§ **Extracted information**

[START]

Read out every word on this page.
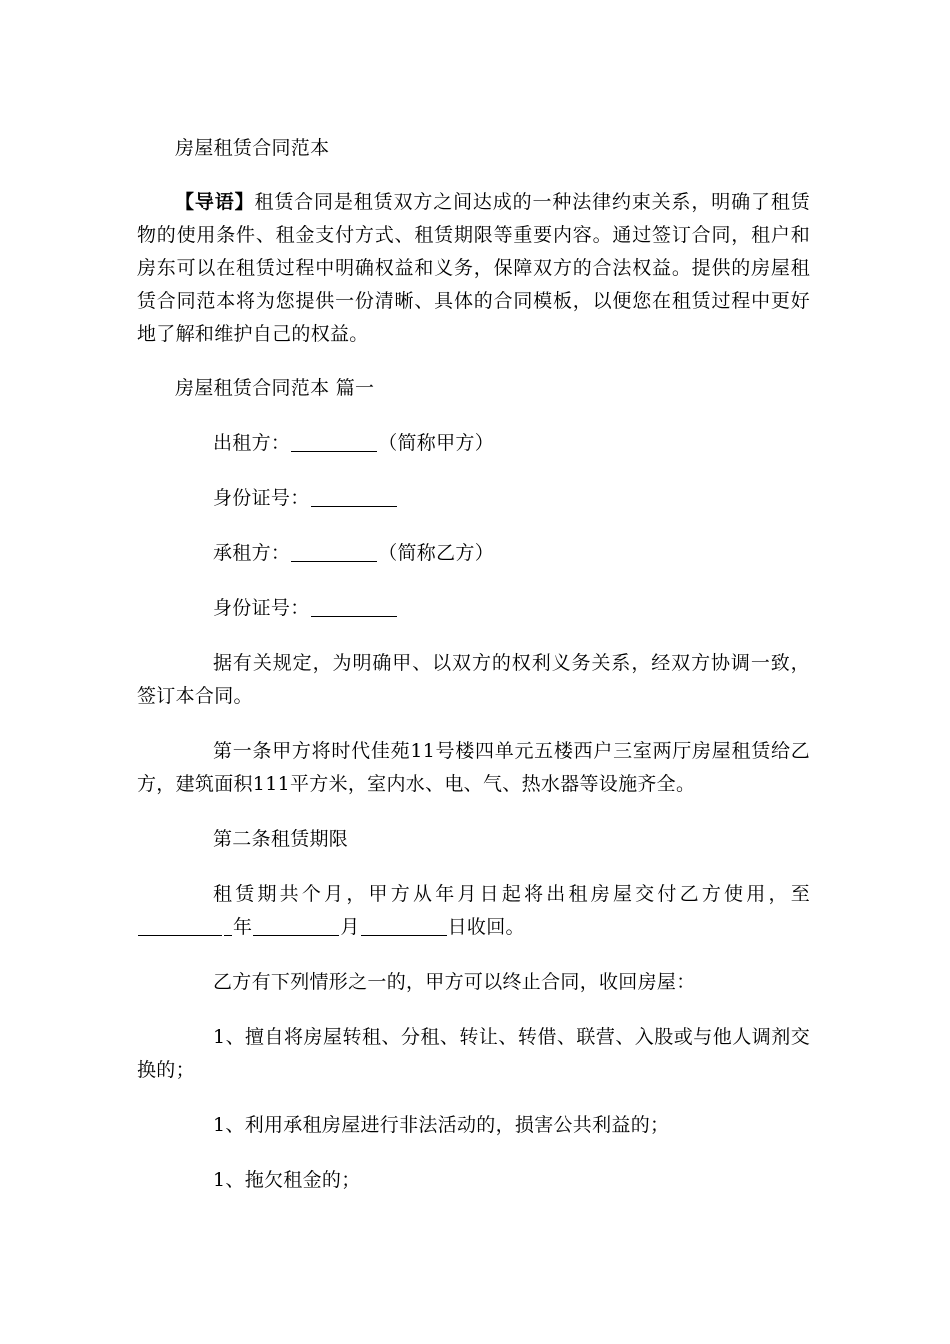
房屋租赁合同范本

【导语】租赁合同是租赁双方之间达成的一种法律约束关系，明确了租赁物的使用条件、租金支付方式、租赁期限等重要内容。通过签订合同，租户和房东可以在租赁过程中明确权益和义务，保障双方的合法权益。提供的房屋租赁合同范本将为您提供一份清晰、具体的合同模板，以便您在租赁过程中更好地了解和维护自己的权益。

房屋租赁合同范本 篇一

出租方：	（简称甲方）

身份证号：

承租方：	（简称乙方）

身份证号：

据有关规定，为明确甲、以双方的权利义务关系，经双方协调一致，签订本合同。

第一条甲方将时代佳苑11号楼四单元五楼西户三室两厅房屋租赁给乙方，建筑面积111平方米，室内水、电、气、热水器等设施齐全。

第二条租赁期限

租赁期共个月，甲方从年月日起将出租房屋交付乙方使用，至年	月	日收回。

乙方有下列情形之一的，甲方可以终止合同，收回房屋：

1、擅自将房屋转租、分租、转让、转借、联营、入股或与他人调剂交换的；

1、利用承租房屋进行非法活动的，损害公共利益的；

1、拖欠租金的；
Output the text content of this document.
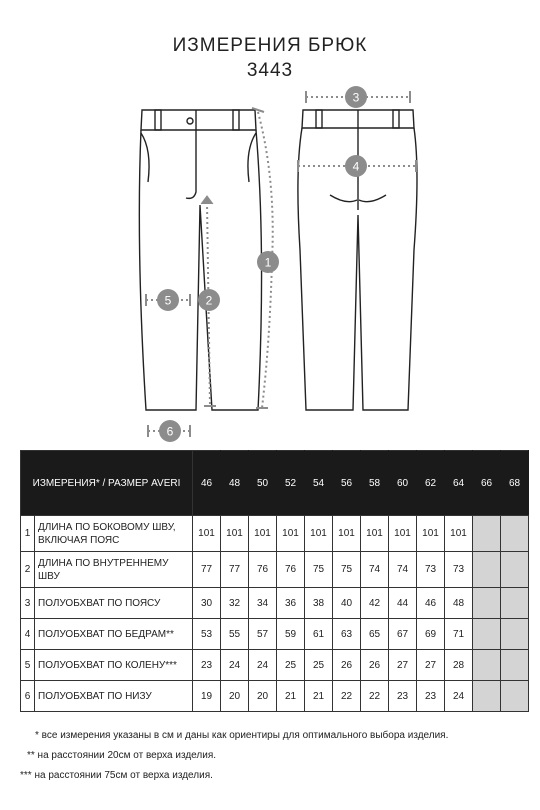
ИЗМЕРЕНИЯ БРЮК
3443
1
2
5
6
3
4
ИЗМЕРЕНИЯ* / РАЗМЕР AVERI		46	48	50	52	54	56	58	60	62	64	66	68
1	ДЛИНА ПО БОКОВОМУ ШВУ, ВКЛЮЧАЯ ПОЯС	101	101	101	101	101	101	101	101	101	101		
2	ДЛИНА ПО ВНУТРЕННЕМУ ШВУ	77	77	76	76	75	75	74	74	73	73		
3	ПОЛУОБХВАТ ПО ПОЯСУ	30	32	34	36	38	40	42	44	46	48		
4	ПОЛУОБХВАТ ПО БЕДРАМ**	53	55	57	59	61	63	65	67	69	71		
5	ПОЛУОБХВАТ ПО КОЛЕНУ***	23	24	24	25	25	26	26	27	27	28		
6	ПОЛУОБХВАТ ПО НИЗУ	19	20	20	21	21	22	22	23	23	24		
* все измерения указаны в см и даны как ориентиры для оптимального выбора изделия.
** на расстоянии 20см от верха изделия.
*** на расстоянии 75см от верха изделия.
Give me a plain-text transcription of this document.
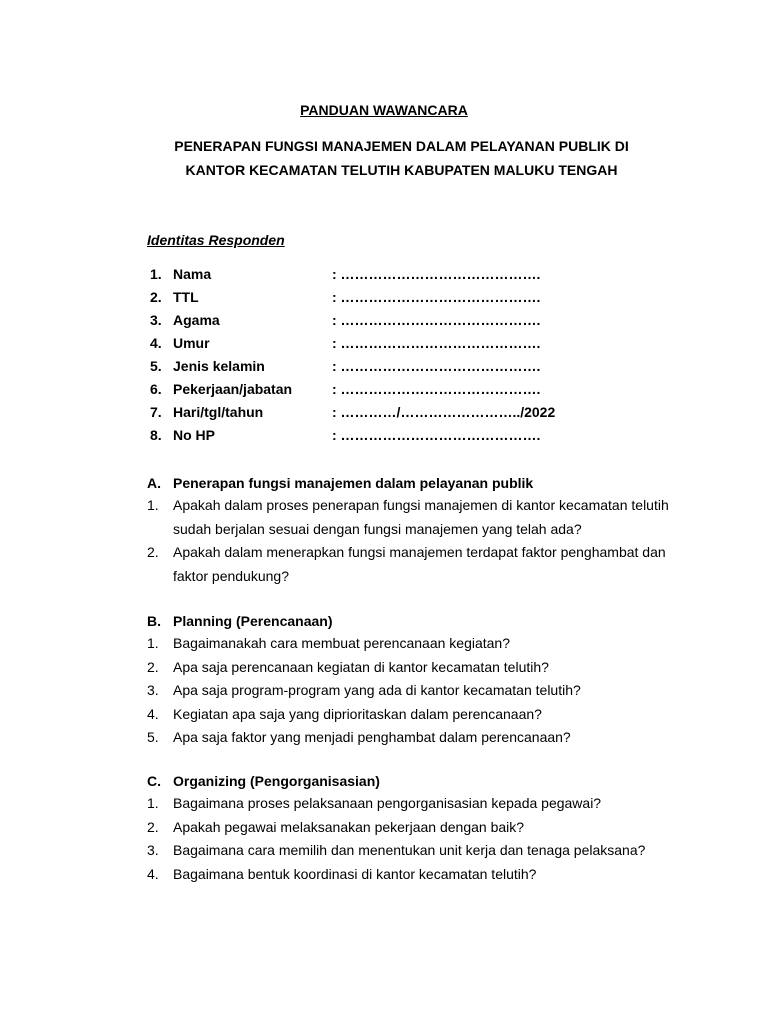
PANDUAN WAWANCARA
PENERAPAN FUNGSI MANAJEMEN DALAM PELAYANAN PUBLIK DI
KANTOR KECAMATAN TELUTIH KABUPATEN MALUKU TENGAH
Identitas Responden
1. Nama	: …………………………………….
2. TTL	: …………………………………….
3. Agama	: …………………………………….
4. Umur	: …………………………………….
5. Jenis kelamin	: …………………………………….
6. Pekerjaan/jabatan	: …………………………………….
7. Hari/tgl/tahun	: …………/……………………../2022
8. No HP	: …………………………………….
A. Penerapan fungsi manajemen dalam pelayanan publik
1. Apakah dalam proses penerapan fungsi manajemen di kantor kecamatan telutih sudah berjalan sesuai dengan fungsi manajemen yang telah ada?
2. Apakah dalam menerapkan fungsi manajemen terdapat faktor penghambat dan faktor pendukung?
B. Planning (Perencanaan)
1. Bagaimanakah cara membuat perencanaan kegiatan?
2. Apa saja perencanaan kegiatan di kantor kecamatan telutih?
3. Apa saja program-program yang ada di kantor kecamatan telutih?
4. Kegiatan apa saja yang diprioritaskan dalam perencanaan?
5. Apa saja faktor yang menjadi penghambat dalam perencanaan?
C. Organizing (Pengorganisasian)
1. Bagaimana proses pelaksanaan pengorganisasian kepada pegawai?
2. Apakah pegawai melaksanakan pekerjaan dengan baik?
3. Bagaimana cara memilih dan menentukan unit kerja dan tenaga pelaksana?
4. Bagaimana bentuk koordinasi di kantor kecamatan telutih?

[END]

§ **Exercise requirements**
Gather every line from the listing above in which the word "ПОЛУОБХВАТ" appears.

§ **Finished exercise**
3	ПОЛУОБХВАТ ПО ПОЯСУ	30	32	34	36	38	40	42	44	46	48		
4	ПОЛУОБХВАТ ПО БЕДРАМ**	53	55	57	59	61	63	65	67	69	71		
5	ПОЛУОБХВАТ ПО КОЛЕНУ***	23	24	24	25	25	26	26	27	27	28		
6	ПОЛУОБХВАТ ПО НИЗУ	19	20	20	21	21	22	22	23	23	24		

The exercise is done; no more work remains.